What you will do.
Here are some entries; quote each one exactly.

Rows.
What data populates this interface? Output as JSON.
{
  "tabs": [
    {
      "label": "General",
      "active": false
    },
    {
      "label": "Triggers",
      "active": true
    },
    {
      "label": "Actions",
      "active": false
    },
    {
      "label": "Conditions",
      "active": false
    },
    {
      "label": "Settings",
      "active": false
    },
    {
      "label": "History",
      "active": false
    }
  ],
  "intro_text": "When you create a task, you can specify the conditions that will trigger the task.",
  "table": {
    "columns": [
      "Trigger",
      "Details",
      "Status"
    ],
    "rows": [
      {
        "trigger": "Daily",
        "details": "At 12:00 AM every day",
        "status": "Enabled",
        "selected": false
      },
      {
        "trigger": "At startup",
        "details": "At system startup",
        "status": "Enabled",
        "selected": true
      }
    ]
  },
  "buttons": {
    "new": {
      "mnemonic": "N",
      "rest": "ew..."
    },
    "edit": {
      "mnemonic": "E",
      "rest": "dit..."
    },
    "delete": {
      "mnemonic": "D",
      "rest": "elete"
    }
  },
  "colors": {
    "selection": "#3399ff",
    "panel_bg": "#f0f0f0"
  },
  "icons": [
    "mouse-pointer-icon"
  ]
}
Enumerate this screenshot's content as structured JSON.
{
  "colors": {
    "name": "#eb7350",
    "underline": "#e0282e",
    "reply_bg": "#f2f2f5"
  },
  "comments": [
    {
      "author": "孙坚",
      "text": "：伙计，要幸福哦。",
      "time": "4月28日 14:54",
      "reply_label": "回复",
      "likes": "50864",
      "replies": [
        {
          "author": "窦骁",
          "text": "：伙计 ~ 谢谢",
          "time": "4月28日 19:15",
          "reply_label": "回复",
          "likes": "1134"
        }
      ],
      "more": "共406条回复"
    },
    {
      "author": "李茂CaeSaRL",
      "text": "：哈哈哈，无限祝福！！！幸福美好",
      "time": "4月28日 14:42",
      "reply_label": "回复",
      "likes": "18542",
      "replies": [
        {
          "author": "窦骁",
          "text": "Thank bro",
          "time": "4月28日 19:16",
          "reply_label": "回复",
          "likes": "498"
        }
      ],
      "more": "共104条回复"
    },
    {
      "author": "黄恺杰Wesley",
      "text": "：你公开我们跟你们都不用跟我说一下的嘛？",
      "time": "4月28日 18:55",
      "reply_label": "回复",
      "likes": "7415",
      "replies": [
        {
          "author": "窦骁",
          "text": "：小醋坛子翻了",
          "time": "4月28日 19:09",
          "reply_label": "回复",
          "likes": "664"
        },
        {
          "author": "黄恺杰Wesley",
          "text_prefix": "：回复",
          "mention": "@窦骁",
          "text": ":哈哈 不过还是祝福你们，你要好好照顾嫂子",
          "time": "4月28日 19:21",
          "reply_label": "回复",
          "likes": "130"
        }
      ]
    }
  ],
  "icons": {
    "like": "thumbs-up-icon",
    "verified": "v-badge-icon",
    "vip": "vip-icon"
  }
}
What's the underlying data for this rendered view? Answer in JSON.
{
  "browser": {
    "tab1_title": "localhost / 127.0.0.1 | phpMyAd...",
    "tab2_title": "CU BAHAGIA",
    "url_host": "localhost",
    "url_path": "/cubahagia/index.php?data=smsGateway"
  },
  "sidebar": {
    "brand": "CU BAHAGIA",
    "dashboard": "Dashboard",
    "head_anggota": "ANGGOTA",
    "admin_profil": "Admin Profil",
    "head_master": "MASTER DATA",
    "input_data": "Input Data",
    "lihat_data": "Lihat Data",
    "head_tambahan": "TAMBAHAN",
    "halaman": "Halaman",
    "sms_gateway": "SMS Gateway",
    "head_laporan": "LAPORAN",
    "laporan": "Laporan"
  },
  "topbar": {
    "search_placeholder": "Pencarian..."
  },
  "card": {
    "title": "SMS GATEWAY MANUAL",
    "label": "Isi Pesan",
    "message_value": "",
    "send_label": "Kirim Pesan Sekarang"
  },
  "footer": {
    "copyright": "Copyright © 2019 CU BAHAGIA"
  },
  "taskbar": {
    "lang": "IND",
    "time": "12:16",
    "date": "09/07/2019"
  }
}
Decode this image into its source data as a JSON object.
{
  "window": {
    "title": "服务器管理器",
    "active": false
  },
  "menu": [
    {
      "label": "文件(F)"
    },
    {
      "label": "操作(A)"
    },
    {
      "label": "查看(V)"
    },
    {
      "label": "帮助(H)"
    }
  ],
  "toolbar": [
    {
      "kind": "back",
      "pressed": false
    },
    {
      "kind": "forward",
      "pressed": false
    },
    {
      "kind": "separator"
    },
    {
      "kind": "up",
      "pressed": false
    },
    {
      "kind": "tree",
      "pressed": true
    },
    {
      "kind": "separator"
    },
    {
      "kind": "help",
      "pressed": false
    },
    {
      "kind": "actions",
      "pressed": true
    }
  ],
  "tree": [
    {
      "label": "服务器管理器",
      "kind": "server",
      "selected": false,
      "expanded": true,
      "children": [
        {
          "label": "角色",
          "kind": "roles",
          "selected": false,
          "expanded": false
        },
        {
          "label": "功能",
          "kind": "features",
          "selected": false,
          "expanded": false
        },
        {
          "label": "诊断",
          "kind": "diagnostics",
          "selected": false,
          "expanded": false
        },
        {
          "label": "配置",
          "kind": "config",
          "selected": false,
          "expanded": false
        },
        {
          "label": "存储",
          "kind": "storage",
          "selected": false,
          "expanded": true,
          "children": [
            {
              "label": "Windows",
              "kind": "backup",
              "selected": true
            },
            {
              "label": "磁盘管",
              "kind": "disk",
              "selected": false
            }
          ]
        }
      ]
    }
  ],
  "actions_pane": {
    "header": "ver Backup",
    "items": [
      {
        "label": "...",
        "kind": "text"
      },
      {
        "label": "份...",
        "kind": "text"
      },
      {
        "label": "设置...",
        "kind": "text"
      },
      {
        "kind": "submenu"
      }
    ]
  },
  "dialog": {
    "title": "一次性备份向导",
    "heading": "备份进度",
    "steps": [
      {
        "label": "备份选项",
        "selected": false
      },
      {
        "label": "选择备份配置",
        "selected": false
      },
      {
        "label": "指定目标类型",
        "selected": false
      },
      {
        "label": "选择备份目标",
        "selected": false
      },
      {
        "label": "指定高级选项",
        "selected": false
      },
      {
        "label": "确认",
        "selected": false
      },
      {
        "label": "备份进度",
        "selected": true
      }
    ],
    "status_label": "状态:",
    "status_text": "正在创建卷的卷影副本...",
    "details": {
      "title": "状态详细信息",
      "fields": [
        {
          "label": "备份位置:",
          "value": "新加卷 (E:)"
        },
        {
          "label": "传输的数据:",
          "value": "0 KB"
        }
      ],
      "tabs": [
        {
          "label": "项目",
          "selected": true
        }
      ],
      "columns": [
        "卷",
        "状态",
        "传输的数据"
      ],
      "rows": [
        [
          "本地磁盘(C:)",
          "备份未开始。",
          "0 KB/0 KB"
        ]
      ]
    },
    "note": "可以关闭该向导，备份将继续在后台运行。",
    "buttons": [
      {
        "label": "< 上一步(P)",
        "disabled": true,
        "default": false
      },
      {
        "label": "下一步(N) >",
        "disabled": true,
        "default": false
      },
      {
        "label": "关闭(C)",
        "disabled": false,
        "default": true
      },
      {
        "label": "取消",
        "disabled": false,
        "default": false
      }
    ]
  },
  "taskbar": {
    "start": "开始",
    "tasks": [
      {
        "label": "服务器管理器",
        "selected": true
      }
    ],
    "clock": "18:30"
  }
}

Response to the task.
What data populates this interface? Output as JSON.
{
  "tabs": [
    {
      "label": "General",
      "active": false
    },
    {
      "label": "Triggers",
      "active": true
    },
    {
      "label": "Actions",
      "active": false
    },
    {
      "label": "Conditions",
      "active": false
    },
    {
      "label": "Settings",
      "active": false
    },
    {
      "label": "History",
      "active": false
    }
  ],
  "intro_text": "When you create a task, you can specify the conditions that will trigger the task.",
  "table": {
    "columns": [
      "Trigger",
      "Details",
      "Status"
    ],
    "rows": [
      {
        "trigger": "Daily",
        "details": "At 12:00 AM every day",
        "status": "Enabled",
        "selected": false
      },
      {
        "trigger": "At startup",
        "details": "At system startup",
        "status": "Enabled",
        "selected": true
      }
    ]
  },
  "buttons": {
    "new": {
      "mnemonic": "N",
      "rest": "ew..."
    },
    "edit": {
      "mnemonic": "E",
      "rest": "dit..."
    },
    "delete": {
      "mnemonic": "D",
      "rest": "elete"
    }
  },
  "colors": {
    "selection": "#3399ff",
    "panel_bg": "#f0f0f0"
  },
  "icons": [
    "mouse-pointer-icon"
  ]
}
Enumerate this screenshot's content as structured JSON.
{
  "colors": {
    "name": "#eb7350",
    "underline": "#e0282e",
    "reply_bg": "#f2f2f5"
  },
  "comments": [
    {
      "author": "孙坚",
      "text": "：伙计，要幸福哦。",
      "time": "4月28日 14:54",
      "reply_label": "回复",
      "likes": "50864",
      "replies": [
        {
          "author": "窦骁",
          "text": "：伙计 ~ 谢谢",
          "time": "4月28日 19:15",
          "reply_label": "回复",
          "likes": "1134"
        }
      ],
      "more": "共406条回复"
    },
    {
      "author": "李茂CaeSaRL",
      "text": "：哈哈哈，无限祝福！！！幸福美好",
      "time": "4月28日 14:42",
      "reply_label": "回复",
      "likes": "18542",
      "replies": [
        {
          "author": "窦骁",
          "text": "Thank bro",
          "time": "4月28日 19:16",
          "reply_label": "回复",
          "likes": "498"
        }
      ],
      "more": "共104条回复"
    },
    {
      "author": "黄恺杰Wesley",
      "text": "：你公开我们跟你们都不用跟我说一下的嘛？",
      "time": "4月28日 18:55",
      "reply_label": "回复",
      "likes": "7415",
      "replies": [
        {
          "author": "窦骁",
          "text": "：小醋坛子翻了",
          "time": "4月28日 19:09",
          "reply_label": "回复",
          "likes": "664"
        },
        {
          "author": "黄恺杰Wesley",
          "text_prefix": "：回复",
          "mention": "@窦骁",
          "text": ":哈哈 不过还是祝福你们，你要好好照顾嫂子",
          "time": "4月28日 19:21",
          "reply_label": "回复",
          "likes": "130"
        }
      ]
    }
  ],
  "icons": {
    "like": "thumbs-up-icon",
    "verified": "v-badge-icon",
    "vip": "vip-icon"
  }
}
What's the underlying data for this rendered view? Answer in JSON.
{
  "browser": {
    "tab1_title": "localhost / 127.0.0.1 | phpMyAd...",
    "tab2_title": "CU BAHAGIA",
    "url_host": "localhost",
    "url_path": "/cubahagia/index.php?data=smsGateway"
  },
  "sidebar": {
    "brand": "CU BAHAGIA",
    "dashboard": "Dashboard",
    "head_anggota": "ANGGOTA",
    "admin_profil": "Admin Profil",
    "head_master": "MASTER DATA",
    "input_data": "Input Data",
    "lihat_data": "Lihat Data",
    "head_tambahan": "TAMBAHAN",
    "halaman": "Halaman",
    "sms_gateway": "SMS Gateway",
    "head_laporan": "LAPORAN",
    "laporan": "Laporan"
  },
  "topbar": {
    "search_placeholder": "Pencarian..."
  },
  "card": {
    "title": "SMS GATEWAY MANUAL",
    "label": "Isi Pesan",
    "message_value": "",
    "send_label": "Kirim Pesan Sekarang"
  },
  "footer": {
    "copyright": "Copyright © 2019 CU BAHAGIA"
  },
  "taskbar": {
    "lang": "IND",
    "time": "12:16",
    "date": "09/07/2019"
  }
}
Decode this image into its source data as a JSON object.
{
  "window": {
    "title": "服务器管理器",
    "active": false
  },
  "menu": [
    {
      "label": "文件(F)"
    },
    {
      "label": "操作(A)"
    },
    {
      "label": "查看(V)"
    },
    {
      "label": "帮助(H)"
    }
  ],
  "toolbar": [
    {
      "kind": "back",
      "pressed": false
    },
    {
      "kind": "forward",
      "pressed": false
    },
    {
      "kind": "separator"
    },
    {
      "kind": "up",
      "pressed": false
    },
    {
      "kind": "tree",
      "pressed": true
    },
    {
      "kind": "separator"
    },
    {
      "kind": "help",
      "pressed": false
    },
    {
      "kind": "actions",
      "pressed": true
    }
  ],
  "tree": [
    {
      "label": "服务器管理器",
      "kind": "server",
      "selected": false,
      "expanded": true,
      "children": [
        {
          "label": "角色",
          "kind": "roles",
          "selected": false,
          "expanded": false
        },
        {
          "label": "功能",
          "kind": "features",
          "selected": false,
          "expanded": false
        },
        {
          "label": "诊断",
          "kind": "diagnostics",
          "selected": false,
          "expanded": false
        },
        {
          "label": "配置",
          "kind": "config",
          "selected": false,
          "expanded": false
        },
        {
          "label": "存储",
          "kind": "storage",
          "selected": false,
          "expanded": true,
          "children": [
            {
              "label": "Windows",
              "kind": "backup",
              "selected": true
            },
            {
              "label": "磁盘管",
              "kind": "disk",
              "selected": false
            }
          ]
        }
      ]
    }
  ],
  "actions_pane": {
    "header": "ver Backup",
    "items": [
      {
        "label": "...",
        "kind": "text"
      },
      {
        "label": "份...",
        "kind": "text"
      },
      {
        "label": "设置...",
        "kind": "text"
      },
      {
        "kind": "submenu"
      }
    ]
  },
  "dialog": {
    "title": "一次性备份向导",
    "heading": "备份进度",
    "steps": [
      {
        "label": "备份选项",
        "selected": false
      },
      {
        "label": "选择备份配置",
        "selected": false
      },
      {
        "label": "指定目标类型",
        "selected": false
      },
      {
        "label": "选择备份目标",
        "selected": false
      },
      {
        "label": "指定高级选项",
        "selected": false
      },
      {
        "label": "确认",
        "selected": false
      },
      {
        "label": "备份进度",
        "selected": true
      }
    ],
    "status_label": "状态:",
    "status_text": "正在创建卷的卷影副本...",
    "details": {
      "title": "状态详细信息",
      "fields": [
        {
          "label": "备份位置:",
          "value": "新加卷 (E:)"
        },
        {
          "label": "传输的数据:",
          "value": "0 KB"
        }
      ],
      "tabs": [
        {
          "label": "项目",
          "selected": true
        }
      ],
      "columns": [
        "卷",
        "状态",
        "传输的数据"
      ],
      "rows": [
        [
          "本地磁盘(C:)",
          "备份未开始。",
          "0 KB/0 KB"
        ]
      ]
    },
    "note": "可以关闭该向导，备份将继续在后台运行。",
    "buttons": [
      {
        "label": "< 上一步(P)",
        "disabled": true,
        "default": false
      },
      {
        "label": "下一步(N) >",
        "disabled": true,
        "default": false
      },
      {
        "label": "关闭(C)",
        "disabled": false,
        "default": true
      },
      {
        "label": "取消",
        "disabled": false,
        "default": false
      }
    ]
  },
  "taskbar": {
    "start": "开始",
    "tasks": [
      {
        "label": "服务器管理器",
        "selected": true
      }
    ],
    "clock": "18:30"
  }
}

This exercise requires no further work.